§ What the task requires
Omit the pictures from the entries below and retype everything else exactly.

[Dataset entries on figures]
----------------------------------------

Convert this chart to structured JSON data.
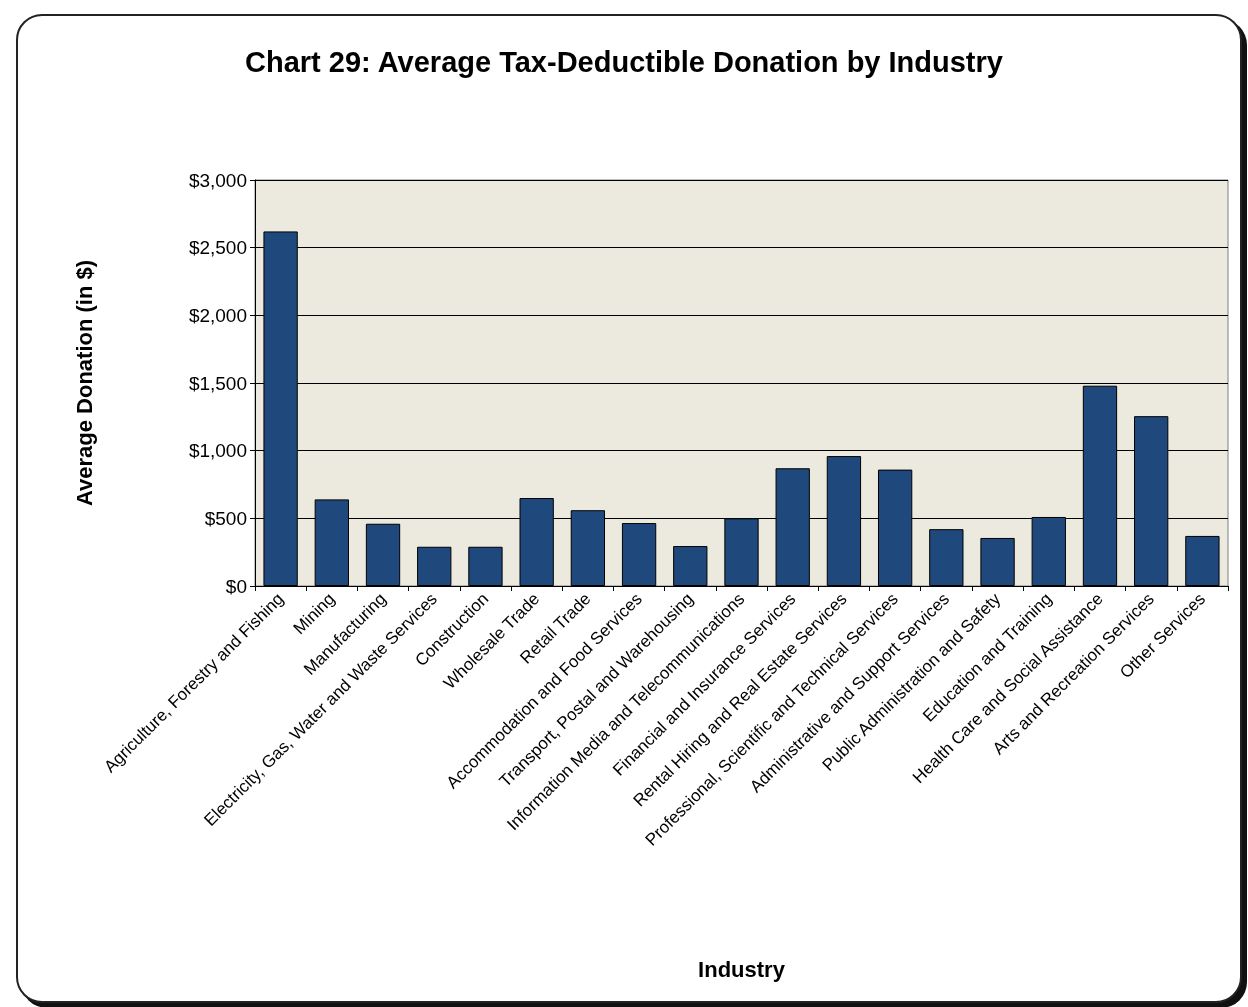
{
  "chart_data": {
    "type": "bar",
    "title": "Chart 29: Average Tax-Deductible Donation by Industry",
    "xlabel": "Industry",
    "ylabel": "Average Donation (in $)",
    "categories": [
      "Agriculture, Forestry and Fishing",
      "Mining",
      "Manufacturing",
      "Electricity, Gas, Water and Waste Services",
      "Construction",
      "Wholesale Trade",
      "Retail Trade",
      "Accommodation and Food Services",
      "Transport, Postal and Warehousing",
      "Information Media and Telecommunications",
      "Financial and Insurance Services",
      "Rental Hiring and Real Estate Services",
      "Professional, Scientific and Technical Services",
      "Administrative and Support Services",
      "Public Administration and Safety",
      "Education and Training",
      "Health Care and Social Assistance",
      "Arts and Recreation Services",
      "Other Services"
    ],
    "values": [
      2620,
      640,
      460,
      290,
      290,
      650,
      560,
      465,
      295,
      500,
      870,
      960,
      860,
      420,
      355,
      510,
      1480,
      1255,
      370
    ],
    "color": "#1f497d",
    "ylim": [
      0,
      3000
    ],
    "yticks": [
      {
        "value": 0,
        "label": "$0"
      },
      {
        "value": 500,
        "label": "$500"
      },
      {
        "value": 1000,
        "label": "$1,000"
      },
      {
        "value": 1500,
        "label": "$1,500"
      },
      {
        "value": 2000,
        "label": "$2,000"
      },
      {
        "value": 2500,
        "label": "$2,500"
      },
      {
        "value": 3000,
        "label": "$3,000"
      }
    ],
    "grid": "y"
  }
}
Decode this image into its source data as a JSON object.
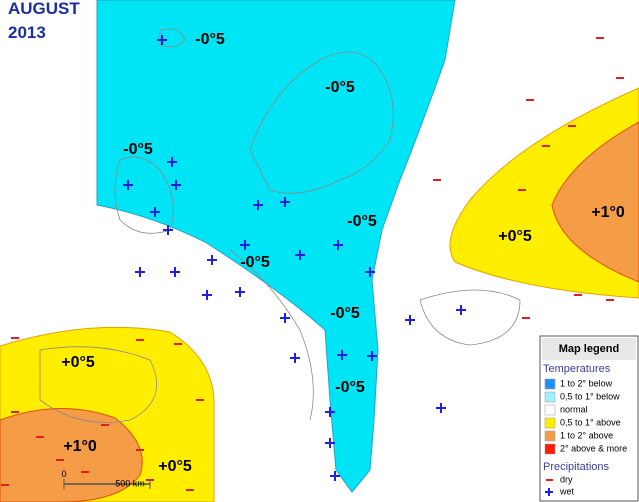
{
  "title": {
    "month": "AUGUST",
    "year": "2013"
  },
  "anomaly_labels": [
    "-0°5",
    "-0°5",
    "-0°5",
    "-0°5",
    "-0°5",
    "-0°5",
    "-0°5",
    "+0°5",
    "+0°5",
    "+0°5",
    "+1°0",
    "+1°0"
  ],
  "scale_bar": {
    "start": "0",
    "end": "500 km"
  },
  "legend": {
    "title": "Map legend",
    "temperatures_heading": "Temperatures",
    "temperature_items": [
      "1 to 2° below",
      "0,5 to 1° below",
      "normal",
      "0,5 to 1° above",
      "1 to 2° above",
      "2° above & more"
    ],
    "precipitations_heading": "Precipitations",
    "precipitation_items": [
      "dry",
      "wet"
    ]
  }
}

----------------------------------------

§ Task output
Convert this chart to structured JSON data.
{
  "chart_data": {
    "type": "bar",
    "title": "Chart 29: Average Tax-Deductible Donation by Industry",
    "xlabel": "Industry",
    "ylabel": "Average Donation (in $)",
    "categories": [
      "Agriculture, Forestry and Fishing",
      "Mining",
      "Manufacturing",
      "Electricity, Gas, Water and Waste Services",
      "Construction",
      "Wholesale Trade",
      "Retail Trade",
      "Accommodation and Food Services",
      "Transport, Postal and Warehousing",
      "Information Media and Telecommunications",
      "Financial and Insurance Services",
      "Rental Hiring and Real Estate Services",
      "Professional, Scientific and Technical Services",
      "Administrative and Support Services",
      "Public Administration and Safety",
      "Education and Training",
      "Health Care and Social Assistance",
      "Arts and Recreation Services",
      "Other Services"
    ],
    "values": [
      2620,
      640,
      460,
      290,
      290,
      650,
      560,
      465,
      295,
      500,
      870,
      960,
      860,
      420,
      355,
      510,
      1480,
      1255,
      370
    ],
    "color": "#1f497d",
    "ylim": [
      0,
      3000
    ],
    "yticks": [
      {
        "value": 0,
        "label": "$0"
      },
      {
        "value": 500,
        "label": "$500"
      },
      {
        "value": 1000,
        "label": "$1,000"
      },
      {
        "value": 1500,
        "label": "$1,500"
      },
      {
        "value": 2000,
        "label": "$2,000"
      },
      {
        "value": 2500,
        "label": "$2,500"
      },
      {
        "value": 3000,
        "label": "$3,000"
      }
    ],
    "grid": "y"
  }
}
Decode this image into its source data as a JSON object.
{
  "title": {
    "month": "AUGUST",
    "year": "2013"
  },
  "anomaly_labels": [
    "-0°5",
    "-0°5",
    "-0°5",
    "-0°5",
    "-0°5",
    "-0°5",
    "-0°5",
    "+0°5",
    "+0°5",
    "+0°5",
    "+1°0",
    "+1°0"
  ],
  "scale_bar": {
    "start": "0",
    "end": "500 km"
  },
  "legend": {
    "title": "Map legend",
    "temperatures_heading": "Temperatures",
    "temperature_items": [
      "1 to 2° below",
      "0,5 to 1° below",
      "normal",
      "0,5 to 1° above",
      "1 to 2° above",
      "2° above & more"
    ],
    "precipitations_heading": "Precipitations",
    "precipitation_items": [
      "dry",
      "wet"
    ]
  }
}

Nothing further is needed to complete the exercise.